**Textauszug**
┏━━

Frankfurter Allgemeine Zeitung - Rezension
Frankfurter Allgemeine Zeitung | Besprechung von 15.04.2020

Das Beet muss an die Wand
Aufbäumen gegen den Klimakollaps: Stefan Schweizer streift durch die Rezeptionsgeschichte der Hängenden Gärten von Babylon

Was hat ein Garten auf einem Mauerwerk zu suchen? Für den römischen Gelehrten Seneca war es geradezu skandalös, contra naturam, wie Männer, die in Frauenkleidern herumstolzieren: "Leben nicht jene naturwidrig, die auf den Spitzen von Türmen Obstgärten anlegen? Bei denen sich Wälder auf Hausdächern und Firsten hin und her neigen, wo Wurzeln in einer Höhe sprießen, wohin man selbst Baumgipfel nur in vermessener Selbstüberschätzung hätte wachsen lassen?"

Was in der Antike als eitles Blendwerk galt, gehört heute zum Standardprogramm grüner Architektur. Die neue Generation der Wolkenkratzer in Asien macht es vor: Statt spiegelglatter Oberflächen dominiert ein wildwucherndes Erscheinungsbild, wie etwa beim Büro WOHA aus Singapur, dessen Hochhäuser unter Pflanzen beinahe zu verschwinden drohen. Oder der "Bosco Verticale" von Stefano Boeri: Der Architekt hat 2014 in Mailand bewaldete Zwillingstürme in die Höhe ziehen lassen und kürzlich eine "Smart Forest City" für Mexico entworfen.

┗━━

**Aufgabe**
Wie geht die Rezension über die Hängenden Gärten von Babylon oben weiter? Führe sie im Anschluss an den Satz über Boeris „Smart Forest City“ fort.

**Einträge**
┏━━

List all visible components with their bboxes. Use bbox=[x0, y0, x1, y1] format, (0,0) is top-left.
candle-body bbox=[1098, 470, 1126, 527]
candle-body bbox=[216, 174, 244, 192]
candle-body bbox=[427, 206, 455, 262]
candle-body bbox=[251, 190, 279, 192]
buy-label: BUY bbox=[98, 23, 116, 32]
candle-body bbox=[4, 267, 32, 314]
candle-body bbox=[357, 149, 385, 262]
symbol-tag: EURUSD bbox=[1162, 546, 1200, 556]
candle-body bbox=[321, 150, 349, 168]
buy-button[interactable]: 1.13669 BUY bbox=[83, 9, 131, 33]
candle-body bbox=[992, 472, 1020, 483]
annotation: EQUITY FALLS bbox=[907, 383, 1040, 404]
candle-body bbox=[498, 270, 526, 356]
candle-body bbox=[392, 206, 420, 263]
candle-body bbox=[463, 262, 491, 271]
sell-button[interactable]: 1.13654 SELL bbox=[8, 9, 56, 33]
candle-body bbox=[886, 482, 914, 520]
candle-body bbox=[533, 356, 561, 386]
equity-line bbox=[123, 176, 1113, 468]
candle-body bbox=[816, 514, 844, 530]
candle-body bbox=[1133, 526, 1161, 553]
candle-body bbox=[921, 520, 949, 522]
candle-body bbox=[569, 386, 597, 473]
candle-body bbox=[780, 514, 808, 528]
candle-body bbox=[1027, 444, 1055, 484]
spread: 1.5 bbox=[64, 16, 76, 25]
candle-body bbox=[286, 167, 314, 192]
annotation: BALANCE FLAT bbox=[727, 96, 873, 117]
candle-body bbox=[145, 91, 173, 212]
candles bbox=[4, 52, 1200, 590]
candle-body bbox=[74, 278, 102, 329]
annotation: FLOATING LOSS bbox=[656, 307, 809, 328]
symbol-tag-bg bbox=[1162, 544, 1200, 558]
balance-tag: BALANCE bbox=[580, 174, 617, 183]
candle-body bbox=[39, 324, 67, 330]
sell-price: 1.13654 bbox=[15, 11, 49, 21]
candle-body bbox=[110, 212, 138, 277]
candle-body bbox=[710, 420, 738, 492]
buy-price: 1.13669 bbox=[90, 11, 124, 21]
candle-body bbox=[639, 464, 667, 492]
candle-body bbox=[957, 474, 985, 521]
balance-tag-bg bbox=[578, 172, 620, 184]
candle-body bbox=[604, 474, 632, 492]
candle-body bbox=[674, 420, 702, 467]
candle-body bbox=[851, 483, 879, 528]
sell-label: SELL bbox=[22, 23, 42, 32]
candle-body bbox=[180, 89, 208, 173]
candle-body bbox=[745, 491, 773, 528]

┗━━

**Antwort**
Kein Rückbau der Zivilisation ohne vertikale Wälder, begrünte Dächer und hängende Gärten also. Aber die Idee, Wände in Beete und Häuser in Flanierparks zu verwandeln, ist natürlich älter als das aktuelle Aufbäumen gegen den drohenden Klimakollaps. Alles begann mit einem antiken Weltwunder, das auch Seneca im Hinterkopf gespukt haben dürfte, als er seine Kritik äußerte: Der Sage nach ließ die babylonische Königin Semiramis erstmals terrassierte Gärten bauen. Ihre Wirkung mitten in der Wüste befeuerte die Phantasie der Zeitgenossen derart, dass es nicht lange dauerte, bis sie zum Mythos der sieben Weltwunder dazugerechnet wurden. Die Faszination eines scheinbar schwebenden Bauwerks mit angeschlossener Grünoase hat über Jahrhunderte nicht nachgelassen, auch wenn seine Existenz bis heute nicht eindeutig bewiesen ist.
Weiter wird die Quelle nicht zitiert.